[Excerpt from a dataset]
- - -
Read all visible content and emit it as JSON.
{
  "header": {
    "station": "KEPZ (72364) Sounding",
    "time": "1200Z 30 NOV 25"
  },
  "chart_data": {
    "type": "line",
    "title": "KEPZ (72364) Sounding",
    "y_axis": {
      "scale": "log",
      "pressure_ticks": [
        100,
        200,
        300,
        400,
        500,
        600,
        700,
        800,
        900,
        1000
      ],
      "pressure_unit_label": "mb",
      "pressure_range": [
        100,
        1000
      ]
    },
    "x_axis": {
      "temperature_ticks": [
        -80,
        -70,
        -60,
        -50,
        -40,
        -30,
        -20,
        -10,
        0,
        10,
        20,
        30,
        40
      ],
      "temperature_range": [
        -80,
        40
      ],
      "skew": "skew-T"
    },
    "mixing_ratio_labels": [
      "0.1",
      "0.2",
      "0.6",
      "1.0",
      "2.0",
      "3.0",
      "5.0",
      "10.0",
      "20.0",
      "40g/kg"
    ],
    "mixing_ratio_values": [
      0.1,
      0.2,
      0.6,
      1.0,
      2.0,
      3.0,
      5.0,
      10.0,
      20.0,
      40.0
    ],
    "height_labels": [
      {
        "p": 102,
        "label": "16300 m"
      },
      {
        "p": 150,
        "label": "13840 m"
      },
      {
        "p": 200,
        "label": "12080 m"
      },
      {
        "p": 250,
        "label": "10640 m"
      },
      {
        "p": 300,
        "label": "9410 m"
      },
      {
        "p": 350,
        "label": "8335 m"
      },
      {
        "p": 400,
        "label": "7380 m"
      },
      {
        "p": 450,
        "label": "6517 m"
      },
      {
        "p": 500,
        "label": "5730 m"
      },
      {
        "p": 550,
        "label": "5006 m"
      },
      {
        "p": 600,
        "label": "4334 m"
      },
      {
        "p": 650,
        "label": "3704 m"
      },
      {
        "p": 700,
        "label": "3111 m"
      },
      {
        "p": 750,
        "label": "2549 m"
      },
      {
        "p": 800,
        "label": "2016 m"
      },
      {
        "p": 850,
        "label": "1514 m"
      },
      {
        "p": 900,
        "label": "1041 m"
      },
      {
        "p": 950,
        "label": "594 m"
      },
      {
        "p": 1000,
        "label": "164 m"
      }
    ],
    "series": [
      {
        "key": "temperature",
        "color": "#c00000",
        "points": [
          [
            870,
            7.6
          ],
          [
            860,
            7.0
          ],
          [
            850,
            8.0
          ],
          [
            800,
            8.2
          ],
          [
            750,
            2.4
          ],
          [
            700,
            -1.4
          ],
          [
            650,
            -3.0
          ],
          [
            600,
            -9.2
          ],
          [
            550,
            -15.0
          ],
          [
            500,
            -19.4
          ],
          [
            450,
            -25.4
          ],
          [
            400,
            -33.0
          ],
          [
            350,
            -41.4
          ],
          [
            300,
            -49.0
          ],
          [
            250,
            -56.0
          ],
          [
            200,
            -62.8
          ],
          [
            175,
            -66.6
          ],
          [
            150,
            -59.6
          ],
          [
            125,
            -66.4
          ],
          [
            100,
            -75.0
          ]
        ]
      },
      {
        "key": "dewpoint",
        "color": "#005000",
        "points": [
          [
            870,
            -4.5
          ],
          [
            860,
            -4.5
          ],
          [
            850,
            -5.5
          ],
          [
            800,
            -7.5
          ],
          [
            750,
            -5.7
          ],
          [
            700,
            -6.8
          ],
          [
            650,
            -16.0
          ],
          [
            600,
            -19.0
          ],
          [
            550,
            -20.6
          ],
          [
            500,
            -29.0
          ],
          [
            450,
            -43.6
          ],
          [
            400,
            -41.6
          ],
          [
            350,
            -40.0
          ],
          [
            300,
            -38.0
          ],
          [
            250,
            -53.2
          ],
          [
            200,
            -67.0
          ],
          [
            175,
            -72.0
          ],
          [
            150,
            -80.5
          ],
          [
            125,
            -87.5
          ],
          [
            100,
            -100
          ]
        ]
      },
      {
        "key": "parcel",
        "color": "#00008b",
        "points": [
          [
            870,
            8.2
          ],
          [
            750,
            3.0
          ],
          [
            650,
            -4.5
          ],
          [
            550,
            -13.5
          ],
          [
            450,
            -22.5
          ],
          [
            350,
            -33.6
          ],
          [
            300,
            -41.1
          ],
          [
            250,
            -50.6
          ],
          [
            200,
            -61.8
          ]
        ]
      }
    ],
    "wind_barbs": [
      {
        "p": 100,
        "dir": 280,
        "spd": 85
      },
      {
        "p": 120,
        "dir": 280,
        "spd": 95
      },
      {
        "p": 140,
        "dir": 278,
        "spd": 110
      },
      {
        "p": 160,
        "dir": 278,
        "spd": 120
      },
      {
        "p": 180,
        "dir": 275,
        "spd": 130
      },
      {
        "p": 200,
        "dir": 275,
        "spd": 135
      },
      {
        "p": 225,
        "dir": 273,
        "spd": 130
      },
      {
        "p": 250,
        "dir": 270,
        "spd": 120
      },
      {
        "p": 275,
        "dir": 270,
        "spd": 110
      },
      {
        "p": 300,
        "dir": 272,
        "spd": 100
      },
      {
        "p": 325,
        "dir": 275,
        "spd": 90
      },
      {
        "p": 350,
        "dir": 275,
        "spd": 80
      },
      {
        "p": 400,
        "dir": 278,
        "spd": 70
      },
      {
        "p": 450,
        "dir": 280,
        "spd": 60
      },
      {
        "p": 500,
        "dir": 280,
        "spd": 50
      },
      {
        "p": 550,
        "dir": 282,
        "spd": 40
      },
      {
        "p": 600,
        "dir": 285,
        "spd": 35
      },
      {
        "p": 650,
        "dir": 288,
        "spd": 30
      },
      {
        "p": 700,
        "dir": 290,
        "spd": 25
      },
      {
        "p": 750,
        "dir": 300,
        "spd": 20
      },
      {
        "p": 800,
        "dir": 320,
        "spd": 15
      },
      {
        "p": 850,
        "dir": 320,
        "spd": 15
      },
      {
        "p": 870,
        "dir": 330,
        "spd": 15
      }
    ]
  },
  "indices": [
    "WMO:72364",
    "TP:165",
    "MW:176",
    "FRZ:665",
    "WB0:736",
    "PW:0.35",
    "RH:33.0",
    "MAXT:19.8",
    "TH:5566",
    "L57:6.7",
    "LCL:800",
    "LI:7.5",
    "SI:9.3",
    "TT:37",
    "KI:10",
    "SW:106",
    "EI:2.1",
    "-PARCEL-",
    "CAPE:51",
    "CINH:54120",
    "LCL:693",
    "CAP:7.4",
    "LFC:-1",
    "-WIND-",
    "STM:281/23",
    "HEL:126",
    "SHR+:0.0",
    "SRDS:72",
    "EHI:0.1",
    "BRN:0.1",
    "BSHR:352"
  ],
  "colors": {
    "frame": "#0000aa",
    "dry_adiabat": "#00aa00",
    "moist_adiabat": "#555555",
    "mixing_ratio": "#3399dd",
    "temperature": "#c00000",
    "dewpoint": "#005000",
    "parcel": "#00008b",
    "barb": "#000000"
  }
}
- - -
GIVEN REQUEST =>
Quote the whole listing above, leaving nothing out.

ANSWER BELOW =>
Read all visible content and emit it as JSON.
{
  "header": {
    "station": "KEPZ (72364) Sounding",
    "time": "1200Z 30 NOV 25"
  },
  "chart_data": {
    "type": "line",
    "title": "KEPZ (72364) Sounding",
    "y_axis": {
      "scale": "log",
      "pressure_ticks": [
        100,
        200,
        300,
        400,
        500,
        600,
        700,
        800,
        900,
        1000
      ],
      "pressure_unit_label": "mb",
      "pressure_range": [
        100,
        1000
      ]
    },
    "x_axis": {
      "temperature_ticks": [
        -80,
        -70,
        -60,
        -50,
        -40,
        -30,
        -20,
        -10,
        0,
        10,
        20,
        30,
        40
      ],
      "temperature_range": [
        -80,
        40
      ],
      "skew": "skew-T"
    },
    "mixing_ratio_labels": [
      "0.1",
      "0.2",
      "0.6",
      "1.0",
      "2.0",
      "3.0",
      "5.0",
      "10.0",
      "20.0",
      "40g/kg"
    ],
    "mixing_ratio_values": [
      0.1,
      0.2,
      0.6,
      1.0,
      2.0,
      3.0,
      5.0,
      10.0,
      20.0,
      40.0
    ],
    "height_labels": [
      {
        "p": 102,
        "label": "16300 m"
      },
      {
        "p": 150,
        "label": "13840 m"
      },
      {
        "p": 200,
        "label": "12080 m"
      },
      {
        "p": 250,
        "label": "10640 m"
      },
      {
        "p": 300,
        "label": "9410 m"
      },
      {
        "p": 350,
        "label": "8335 m"
      },
      {
        "p": 400,
        "label": "7380 m"
      },
      {
        "p": 450,
        "label": "6517 m"
      },
      {
        "p": 500,
        "label": "5730 m"
      },
      {
        "p": 550,
        "label": "5006 m"
      },
      {
        "p": 600,
        "label": "4334 m"
      },
      {
        "p": 650,
        "label": "3704 m"
      },
      {
        "p": 700,
        "label": "3111 m"
      },
      {
        "p": 750,
        "label": "2549 m"
      },
      {
        "p": 800,
        "label": "2016 m"
      },
      {
        "p": 850,
        "label": "1514 m"
      },
      {
        "p": 900,
        "label": "1041 m"
      },
      {
        "p": 950,
        "label": "594 m"
      },
      {
        "p": 1000,
        "label": "164 m"
      }
    ],
    "series": [
      {
        "key": "temperature",
        "color": "#c00000",
        "points": [
          [
            870,
            7.6
          ],
          [
            860,
            7.0
          ],
          [
            850,
            8.0
          ],
          [
            800,
            8.2
          ],
          [
            750,
            2.4
          ],
          [
            700,
            -1.4
          ],
          [
            650,
            -3.0
          ],
          [
            600,
            -9.2
          ],
          [
            550,
            -15.0
          ],
          [
            500,
            -19.4
          ],
          [
            450,
            -25.4
          ],
          [
            400,
            -33.0
          ],
          [
            350,
            -41.4
          ],
          [
            300,
            -49.0
          ],
          [
            250,
            -56.0
          ],
          [
            200,
            -62.8
          ],
          [
            175,
            -66.6
          ],
          [
            150,
            -59.6
          ],
          [
            125,
            -66.4
          ],
          [
            100,
            -75.0
          ]
        ]
      },
      {
        "key": "dewpoint",
        "color": "#005000",
        "points": [
          [
            870,
            -4.5
          ],
          [
            860,
            -4.5
          ],
          [
            850,
            -5.5
          ],
          [
            800,
            -7.5
          ],
          [
            750,
            -5.7
          ],
          [
            700,
            -6.8
          ],
          [
            650,
            -16.0
          ],
          [
            600,
            -19.0
          ],
          [
            550,
            -20.6
          ],
          [
            500,
            -29.0
          ],
          [
            450,
            -43.6
          ],
          [
            400,
            -41.6
          ],
          [
            350,
            -40.0
          ],
          [
            300,
            -38.0
          ],
          [
            250,
            -53.2
          ],
          [
            200,
            -67.0
          ],
          [
            175,
            -72.0
          ],
          [
            150,
            -80.5
          ],
          [
            125,
            -87.5
          ],
          [
            100,
            -100
          ]
        ]
      },
      {
        "key": "parcel",
        "color": "#00008b",
        "points": [
          [
            870,
            8.2
          ],
          [
            750,
            3.0
          ],
          [
            650,
            -4.5
          ],
          [
            550,
            -13.5
          ],
          [
            450,
            -22.5
          ],
          [
            350,
            -33.6
          ],
          [
            300,
            -41.1
          ],
          [
            250,
            -50.6
          ],
          [
            200,
            -61.8
          ]
        ]
      }
    ],
    "wind_barbs": [
      {
        "p": 100,
        "dir": 280,
        "spd": 85
      },
      {
        "p": 120,
        "dir": 280,
        "spd": 95
      },
      {
        "p": 140,
        "dir": 278,
        "spd": 110
      },
      {
        "p": 160,
        "dir": 278,
        "spd": 120
      },
      {
        "p": 180,
        "dir": 275,
        "spd": 130
      },
      {
        "p": 200,
        "dir": 275,
        "spd": 135
      },
      {
        "p": 225,
        "dir": 273,
        "spd": 130
      },
      {
        "p": 250,
        "dir": 270,
        "spd": 120
      },
      {
        "p": 275,
        "dir": 270,
        "spd": 110
      },
      {
        "p": 300,
        "dir": 272,
        "spd": 100
      },
      {
        "p": 325,
        "dir": 275,
        "spd": 90
      },
      {
        "p": 350,
        "dir": 275,
        "spd": 80
      },
      {
        "p": 400,
        "dir": 278,
        "spd": 70
      },
      {
        "p": 450,
        "dir": 280,
        "spd": 60
      },
      {
        "p": 500,
        "dir": 280,
        "spd": 50
      },
      {
        "p": 550,
        "dir": 282,
        "spd": 40
      },
      {
        "p": 600,
        "dir": 285,
        "spd": 35
      },
      {
        "p": 650,
        "dir": 288,
        "spd": 30
      },
      {
        "p": 700,
        "dir": 290,
        "spd": 25
      },
      {
        "p": 750,
        "dir": 300,
        "spd": 20
      },
      {
        "p": 800,
        "dir": 320,
        "spd": 15
      },
      {
        "p": 850,
        "dir": 320,
        "spd": 15
      },
      {
        "p": 870,
        "dir": 330,
        "spd": 15
      }
    ]
  },
  "indices": [
    "WMO:72364",
    "TP:165",
    "MW:176",
    "FRZ:665",
    "WB0:736",
    "PW:0.35",
    "RH:33.0",
    "MAXT:19.8",
    "TH:5566",
    "L57:6.7",
    "LCL:800",
    "LI:7.5",
    "SI:9.3",
    "TT:37",
    "KI:10",
    "SW:106",
    "EI:2.1",
    "-PARCEL-",
    "CAPE:51",
    "CINH:54120",
    "LCL:693",
    "CAP:7.4",
    "LFC:-1",
    "-WIND-",
    "STM:281/23",
    "HEL:126",
    "SHR+:0.0",
    "SRDS:72",
    "EHI:0.1",
    "BRN:0.1",
    "BSHR:352"
  ],
  "colors": {
    "frame": "#0000aa",
    "dry_adiabat": "#00aa00",
    "moist_adiabat": "#555555",
    "mixing_ratio": "#3399dd",
    "temperature": "#c00000",
    "dewpoint": "#005000",
    "parcel": "#00008b",
    "barb": "#000000"
  }
}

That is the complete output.